RAW RECORDS –
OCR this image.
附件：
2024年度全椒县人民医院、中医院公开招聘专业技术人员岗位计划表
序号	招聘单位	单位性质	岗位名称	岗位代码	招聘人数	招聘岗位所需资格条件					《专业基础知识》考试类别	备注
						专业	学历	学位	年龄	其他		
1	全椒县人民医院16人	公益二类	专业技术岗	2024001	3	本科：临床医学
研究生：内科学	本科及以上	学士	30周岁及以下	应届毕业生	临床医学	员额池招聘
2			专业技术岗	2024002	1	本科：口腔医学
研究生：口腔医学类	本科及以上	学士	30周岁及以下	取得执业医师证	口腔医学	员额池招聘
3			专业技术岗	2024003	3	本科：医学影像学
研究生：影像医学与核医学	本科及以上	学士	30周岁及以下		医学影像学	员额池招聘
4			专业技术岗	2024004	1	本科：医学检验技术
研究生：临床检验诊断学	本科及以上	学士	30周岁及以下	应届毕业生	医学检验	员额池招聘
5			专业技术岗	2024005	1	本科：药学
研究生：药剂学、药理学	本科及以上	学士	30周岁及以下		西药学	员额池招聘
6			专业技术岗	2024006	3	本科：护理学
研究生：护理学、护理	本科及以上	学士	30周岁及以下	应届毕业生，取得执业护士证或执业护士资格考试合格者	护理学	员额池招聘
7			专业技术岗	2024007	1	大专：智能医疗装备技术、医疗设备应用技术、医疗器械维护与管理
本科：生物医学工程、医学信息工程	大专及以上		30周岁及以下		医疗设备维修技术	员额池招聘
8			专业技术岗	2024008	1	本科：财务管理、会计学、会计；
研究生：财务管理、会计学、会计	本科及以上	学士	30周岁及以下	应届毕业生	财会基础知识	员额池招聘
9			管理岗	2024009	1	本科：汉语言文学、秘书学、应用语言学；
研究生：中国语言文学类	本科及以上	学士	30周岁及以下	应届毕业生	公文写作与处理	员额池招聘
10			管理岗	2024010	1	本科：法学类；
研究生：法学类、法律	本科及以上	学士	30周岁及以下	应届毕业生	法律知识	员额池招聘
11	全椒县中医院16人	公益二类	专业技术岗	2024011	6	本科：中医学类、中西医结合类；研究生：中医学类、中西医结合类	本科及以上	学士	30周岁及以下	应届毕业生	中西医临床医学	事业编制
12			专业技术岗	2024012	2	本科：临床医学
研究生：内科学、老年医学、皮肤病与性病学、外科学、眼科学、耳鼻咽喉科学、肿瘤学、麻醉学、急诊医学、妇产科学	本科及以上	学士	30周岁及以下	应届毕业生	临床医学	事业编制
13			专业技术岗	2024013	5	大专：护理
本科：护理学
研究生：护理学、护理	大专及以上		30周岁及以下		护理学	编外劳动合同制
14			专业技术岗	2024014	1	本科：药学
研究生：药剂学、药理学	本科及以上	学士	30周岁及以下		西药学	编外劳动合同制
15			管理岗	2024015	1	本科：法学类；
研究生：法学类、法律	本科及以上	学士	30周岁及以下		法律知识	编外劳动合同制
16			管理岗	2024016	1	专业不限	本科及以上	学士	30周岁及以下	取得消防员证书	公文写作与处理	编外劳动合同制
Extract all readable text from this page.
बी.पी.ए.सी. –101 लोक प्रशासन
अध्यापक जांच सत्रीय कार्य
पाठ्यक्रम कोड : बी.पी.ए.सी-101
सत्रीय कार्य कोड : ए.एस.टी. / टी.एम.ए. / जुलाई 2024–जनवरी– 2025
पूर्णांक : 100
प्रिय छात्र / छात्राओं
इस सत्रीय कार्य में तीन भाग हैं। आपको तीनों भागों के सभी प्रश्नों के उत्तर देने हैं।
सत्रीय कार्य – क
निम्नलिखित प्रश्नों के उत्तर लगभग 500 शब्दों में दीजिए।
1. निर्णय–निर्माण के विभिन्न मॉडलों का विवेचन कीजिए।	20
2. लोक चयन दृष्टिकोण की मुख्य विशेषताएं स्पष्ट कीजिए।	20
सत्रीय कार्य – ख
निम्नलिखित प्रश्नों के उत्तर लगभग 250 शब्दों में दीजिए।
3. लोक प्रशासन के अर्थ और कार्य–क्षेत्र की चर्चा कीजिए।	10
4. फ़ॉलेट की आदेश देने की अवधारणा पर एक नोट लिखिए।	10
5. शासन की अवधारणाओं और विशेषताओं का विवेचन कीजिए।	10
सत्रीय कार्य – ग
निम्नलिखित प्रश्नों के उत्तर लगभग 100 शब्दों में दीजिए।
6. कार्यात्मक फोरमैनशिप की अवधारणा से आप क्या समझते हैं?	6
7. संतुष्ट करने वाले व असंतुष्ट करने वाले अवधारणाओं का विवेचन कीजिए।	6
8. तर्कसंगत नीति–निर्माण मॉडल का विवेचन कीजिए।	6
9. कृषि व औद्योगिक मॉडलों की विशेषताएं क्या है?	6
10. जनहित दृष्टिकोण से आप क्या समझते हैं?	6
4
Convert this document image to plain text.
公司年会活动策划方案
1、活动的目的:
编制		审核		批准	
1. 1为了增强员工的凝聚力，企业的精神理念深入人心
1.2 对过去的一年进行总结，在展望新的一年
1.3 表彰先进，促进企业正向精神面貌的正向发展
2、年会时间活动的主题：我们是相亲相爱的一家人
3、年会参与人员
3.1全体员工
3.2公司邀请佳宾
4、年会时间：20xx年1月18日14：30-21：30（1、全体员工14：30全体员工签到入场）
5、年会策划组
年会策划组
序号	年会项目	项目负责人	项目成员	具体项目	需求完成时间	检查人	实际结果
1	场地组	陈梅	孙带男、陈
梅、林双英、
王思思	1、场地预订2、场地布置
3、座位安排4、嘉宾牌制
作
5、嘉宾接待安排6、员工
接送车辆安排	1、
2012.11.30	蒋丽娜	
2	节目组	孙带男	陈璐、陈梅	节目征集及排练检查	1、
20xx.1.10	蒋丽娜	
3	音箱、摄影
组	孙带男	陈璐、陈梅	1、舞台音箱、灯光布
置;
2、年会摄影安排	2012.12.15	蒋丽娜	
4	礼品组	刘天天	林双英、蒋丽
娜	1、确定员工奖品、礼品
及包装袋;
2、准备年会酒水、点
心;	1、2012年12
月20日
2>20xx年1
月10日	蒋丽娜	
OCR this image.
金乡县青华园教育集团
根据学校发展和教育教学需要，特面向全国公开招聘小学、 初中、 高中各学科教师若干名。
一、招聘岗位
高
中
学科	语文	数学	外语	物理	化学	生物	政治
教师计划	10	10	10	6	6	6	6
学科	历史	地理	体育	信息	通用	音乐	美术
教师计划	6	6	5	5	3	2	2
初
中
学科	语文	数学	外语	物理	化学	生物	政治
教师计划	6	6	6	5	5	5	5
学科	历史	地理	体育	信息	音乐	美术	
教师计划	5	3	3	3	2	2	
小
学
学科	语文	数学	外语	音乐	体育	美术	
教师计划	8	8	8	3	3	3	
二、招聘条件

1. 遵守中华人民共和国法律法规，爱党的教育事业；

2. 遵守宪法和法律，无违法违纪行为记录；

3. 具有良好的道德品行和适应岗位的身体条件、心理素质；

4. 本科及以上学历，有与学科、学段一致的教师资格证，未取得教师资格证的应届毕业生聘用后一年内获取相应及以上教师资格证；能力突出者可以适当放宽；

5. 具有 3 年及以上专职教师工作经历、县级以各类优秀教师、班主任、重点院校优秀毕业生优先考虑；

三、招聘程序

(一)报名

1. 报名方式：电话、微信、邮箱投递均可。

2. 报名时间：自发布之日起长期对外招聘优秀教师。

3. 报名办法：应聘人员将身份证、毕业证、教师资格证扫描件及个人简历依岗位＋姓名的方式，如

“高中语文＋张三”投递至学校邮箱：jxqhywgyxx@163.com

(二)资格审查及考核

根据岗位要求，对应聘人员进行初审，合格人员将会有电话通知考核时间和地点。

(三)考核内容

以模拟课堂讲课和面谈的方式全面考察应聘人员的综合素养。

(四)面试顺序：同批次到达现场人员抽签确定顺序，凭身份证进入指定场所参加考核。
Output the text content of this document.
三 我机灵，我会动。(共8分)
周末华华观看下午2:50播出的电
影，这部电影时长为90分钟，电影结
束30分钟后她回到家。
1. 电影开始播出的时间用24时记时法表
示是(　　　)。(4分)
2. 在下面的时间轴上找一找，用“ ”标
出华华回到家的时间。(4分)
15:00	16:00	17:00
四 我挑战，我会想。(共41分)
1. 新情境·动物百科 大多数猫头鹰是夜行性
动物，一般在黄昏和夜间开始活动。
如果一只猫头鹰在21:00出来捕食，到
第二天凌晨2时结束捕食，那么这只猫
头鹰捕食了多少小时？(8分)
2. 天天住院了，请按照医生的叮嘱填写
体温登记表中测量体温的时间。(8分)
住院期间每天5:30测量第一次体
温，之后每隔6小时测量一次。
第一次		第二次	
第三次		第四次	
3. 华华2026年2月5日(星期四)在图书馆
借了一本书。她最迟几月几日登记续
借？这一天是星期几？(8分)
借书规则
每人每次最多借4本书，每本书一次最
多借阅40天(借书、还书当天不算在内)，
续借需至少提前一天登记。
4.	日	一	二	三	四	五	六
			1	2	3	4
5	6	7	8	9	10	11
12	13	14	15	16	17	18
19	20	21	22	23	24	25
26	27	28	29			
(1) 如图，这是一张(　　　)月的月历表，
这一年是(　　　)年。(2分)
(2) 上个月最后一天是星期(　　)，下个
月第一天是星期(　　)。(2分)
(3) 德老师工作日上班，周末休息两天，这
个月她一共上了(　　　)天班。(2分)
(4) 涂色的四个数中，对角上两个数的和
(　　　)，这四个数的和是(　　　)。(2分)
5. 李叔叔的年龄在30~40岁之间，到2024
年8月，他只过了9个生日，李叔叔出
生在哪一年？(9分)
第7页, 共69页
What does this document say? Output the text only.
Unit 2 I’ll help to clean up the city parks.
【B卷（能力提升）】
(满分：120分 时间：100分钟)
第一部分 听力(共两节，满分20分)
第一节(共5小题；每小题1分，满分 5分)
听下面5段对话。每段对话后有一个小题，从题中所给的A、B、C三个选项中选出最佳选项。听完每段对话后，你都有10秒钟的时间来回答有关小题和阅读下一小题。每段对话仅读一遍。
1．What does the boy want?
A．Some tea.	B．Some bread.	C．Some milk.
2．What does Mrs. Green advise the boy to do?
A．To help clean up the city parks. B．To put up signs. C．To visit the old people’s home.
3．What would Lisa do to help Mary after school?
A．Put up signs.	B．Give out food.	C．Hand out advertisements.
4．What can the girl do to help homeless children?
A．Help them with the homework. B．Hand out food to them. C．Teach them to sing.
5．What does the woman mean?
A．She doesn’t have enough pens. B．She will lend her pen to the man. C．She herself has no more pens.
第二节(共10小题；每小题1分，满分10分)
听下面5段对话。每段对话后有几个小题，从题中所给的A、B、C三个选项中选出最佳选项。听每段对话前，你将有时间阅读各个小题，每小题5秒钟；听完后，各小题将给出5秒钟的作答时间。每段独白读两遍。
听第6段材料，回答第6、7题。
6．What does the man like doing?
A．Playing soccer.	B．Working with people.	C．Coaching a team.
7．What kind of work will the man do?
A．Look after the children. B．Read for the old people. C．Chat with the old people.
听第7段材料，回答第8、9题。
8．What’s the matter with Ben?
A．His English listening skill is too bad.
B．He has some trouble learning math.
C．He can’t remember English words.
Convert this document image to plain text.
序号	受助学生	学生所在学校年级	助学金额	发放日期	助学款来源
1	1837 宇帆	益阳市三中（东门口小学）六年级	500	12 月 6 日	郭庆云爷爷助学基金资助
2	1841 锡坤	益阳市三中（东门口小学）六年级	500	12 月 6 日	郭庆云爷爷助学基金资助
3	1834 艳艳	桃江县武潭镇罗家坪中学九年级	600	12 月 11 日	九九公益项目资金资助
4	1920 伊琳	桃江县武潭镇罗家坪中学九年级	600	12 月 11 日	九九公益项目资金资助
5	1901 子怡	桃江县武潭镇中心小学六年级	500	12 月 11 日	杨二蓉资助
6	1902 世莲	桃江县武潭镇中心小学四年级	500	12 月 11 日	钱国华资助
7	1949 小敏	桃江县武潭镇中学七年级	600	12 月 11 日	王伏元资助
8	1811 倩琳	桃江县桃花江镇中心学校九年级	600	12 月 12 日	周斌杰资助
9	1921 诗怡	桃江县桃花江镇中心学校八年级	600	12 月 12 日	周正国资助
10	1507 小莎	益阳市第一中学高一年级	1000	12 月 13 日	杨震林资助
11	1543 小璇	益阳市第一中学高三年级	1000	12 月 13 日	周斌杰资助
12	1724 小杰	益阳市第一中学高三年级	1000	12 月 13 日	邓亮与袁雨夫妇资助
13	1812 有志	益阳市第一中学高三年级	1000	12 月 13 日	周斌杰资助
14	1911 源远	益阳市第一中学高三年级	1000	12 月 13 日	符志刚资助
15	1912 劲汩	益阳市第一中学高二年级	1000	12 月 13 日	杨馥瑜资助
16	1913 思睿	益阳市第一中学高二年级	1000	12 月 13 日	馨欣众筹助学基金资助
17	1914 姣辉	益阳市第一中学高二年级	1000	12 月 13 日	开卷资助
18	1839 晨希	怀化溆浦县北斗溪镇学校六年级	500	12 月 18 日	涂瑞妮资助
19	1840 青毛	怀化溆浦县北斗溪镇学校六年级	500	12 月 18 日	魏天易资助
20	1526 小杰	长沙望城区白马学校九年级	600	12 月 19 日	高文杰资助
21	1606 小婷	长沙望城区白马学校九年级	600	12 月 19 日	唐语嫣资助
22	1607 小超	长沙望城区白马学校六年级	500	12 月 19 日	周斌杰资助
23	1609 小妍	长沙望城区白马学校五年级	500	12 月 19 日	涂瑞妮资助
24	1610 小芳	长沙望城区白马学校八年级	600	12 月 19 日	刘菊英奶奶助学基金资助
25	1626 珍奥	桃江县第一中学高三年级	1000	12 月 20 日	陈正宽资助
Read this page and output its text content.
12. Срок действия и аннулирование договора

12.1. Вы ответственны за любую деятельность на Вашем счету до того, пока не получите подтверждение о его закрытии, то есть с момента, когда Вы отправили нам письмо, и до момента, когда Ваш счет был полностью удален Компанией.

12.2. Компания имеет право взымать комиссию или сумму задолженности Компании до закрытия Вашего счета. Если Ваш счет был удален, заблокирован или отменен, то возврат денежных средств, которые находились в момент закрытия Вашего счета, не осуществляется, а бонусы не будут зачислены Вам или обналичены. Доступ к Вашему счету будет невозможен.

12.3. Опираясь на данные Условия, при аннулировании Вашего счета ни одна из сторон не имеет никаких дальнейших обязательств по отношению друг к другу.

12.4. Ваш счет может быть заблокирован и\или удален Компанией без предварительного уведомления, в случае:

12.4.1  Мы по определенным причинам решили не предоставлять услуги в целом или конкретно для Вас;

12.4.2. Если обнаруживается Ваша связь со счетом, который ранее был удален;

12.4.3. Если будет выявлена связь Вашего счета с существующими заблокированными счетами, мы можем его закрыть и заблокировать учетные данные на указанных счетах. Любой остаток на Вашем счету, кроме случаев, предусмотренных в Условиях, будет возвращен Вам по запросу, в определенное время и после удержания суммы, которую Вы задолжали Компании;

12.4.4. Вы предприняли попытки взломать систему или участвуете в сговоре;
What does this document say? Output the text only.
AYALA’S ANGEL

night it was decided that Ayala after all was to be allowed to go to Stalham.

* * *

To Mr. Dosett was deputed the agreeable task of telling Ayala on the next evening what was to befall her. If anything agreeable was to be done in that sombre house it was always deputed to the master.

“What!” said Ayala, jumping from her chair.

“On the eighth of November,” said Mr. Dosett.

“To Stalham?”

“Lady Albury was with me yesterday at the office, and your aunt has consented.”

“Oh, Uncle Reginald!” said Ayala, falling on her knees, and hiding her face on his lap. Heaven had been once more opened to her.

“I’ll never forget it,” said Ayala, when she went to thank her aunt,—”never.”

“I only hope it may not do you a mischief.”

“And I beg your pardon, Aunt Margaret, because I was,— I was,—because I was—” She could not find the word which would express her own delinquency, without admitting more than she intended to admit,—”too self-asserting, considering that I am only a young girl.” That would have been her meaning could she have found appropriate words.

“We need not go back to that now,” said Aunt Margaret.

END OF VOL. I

WHAT IS ASKED – Copy every line of the listing containing the string "have".

RESULT OF THIS TASK –
A．She doesn’t have enough pens. B．She will lend her pen to the man. C．She herself has no more pens.
“And I beg your pardon, Aunt Margaret, because I was,— I was,—because I was—” She could not find the word which would express her own delinquency, without admitting more than she intended to admit,—”too self-asserting, considering that I am only a young girl.” That would have been her meaning could she have found appropriate words.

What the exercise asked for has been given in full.